* **SUPPLIED INFORMATION**:
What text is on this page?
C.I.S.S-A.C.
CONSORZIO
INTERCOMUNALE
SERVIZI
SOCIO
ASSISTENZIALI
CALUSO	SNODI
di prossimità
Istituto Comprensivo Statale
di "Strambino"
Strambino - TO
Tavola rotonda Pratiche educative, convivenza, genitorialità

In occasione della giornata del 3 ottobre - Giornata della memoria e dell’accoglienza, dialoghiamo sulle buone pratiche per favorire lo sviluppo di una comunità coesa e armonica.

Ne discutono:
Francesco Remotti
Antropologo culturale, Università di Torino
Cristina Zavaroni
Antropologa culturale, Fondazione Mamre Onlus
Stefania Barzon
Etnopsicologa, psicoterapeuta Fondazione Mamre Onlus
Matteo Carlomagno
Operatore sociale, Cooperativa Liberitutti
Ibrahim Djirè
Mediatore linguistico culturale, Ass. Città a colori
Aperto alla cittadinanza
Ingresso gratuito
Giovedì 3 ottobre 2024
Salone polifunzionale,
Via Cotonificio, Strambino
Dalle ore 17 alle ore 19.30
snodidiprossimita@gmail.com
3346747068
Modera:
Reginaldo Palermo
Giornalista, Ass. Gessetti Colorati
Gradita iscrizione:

* **WHAT IS EXPECTED**: Here, the records must be output exactly and in full.

* **RESULT OF THE EXERCISE**:
What text is on this page?
C.I.S.S-A.C.
CONSORZIO
INTERCOMUNALE
SERVIZI
SOCIO
ASSISTENZIALI
CALUSO	SNODI
di prossimità
Istituto Comprensivo Statale
di "Strambino"
Strambino - TO
Tavola rotonda Pratiche educative, convivenza, genitorialità

In occasione della giornata del 3 ottobre - Giornata della memoria e dell’accoglienza, dialoghiamo sulle buone pratiche per favorire lo sviluppo di una comunità coesa e armonica.

Ne discutono:
Francesco Remotti
Antropologo culturale, Università di Torino
Cristina Zavaroni
Antropologa culturale, Fondazione Mamre Onlus
Stefania Barzon
Etnopsicologa, psicoterapeuta Fondazione Mamre Onlus
Matteo Carlomagno
Operatore sociale, Cooperativa Liberitutti
Ibrahim Djirè
Mediatore linguistico culturale, Ass. Città a colori
Aperto alla cittadinanza
Ingresso gratuito
Giovedì 3 ottobre 2024
Salone polifunzionale,
Via Cotonificio, Strambino
Dalle ore 17 alle ore 19.30
snodidiprossimita@gmail.com
3346747068
Modera:
Reginaldo Palermo
Giornalista, Ass. Gessetti Colorati
Gradita iscrizione:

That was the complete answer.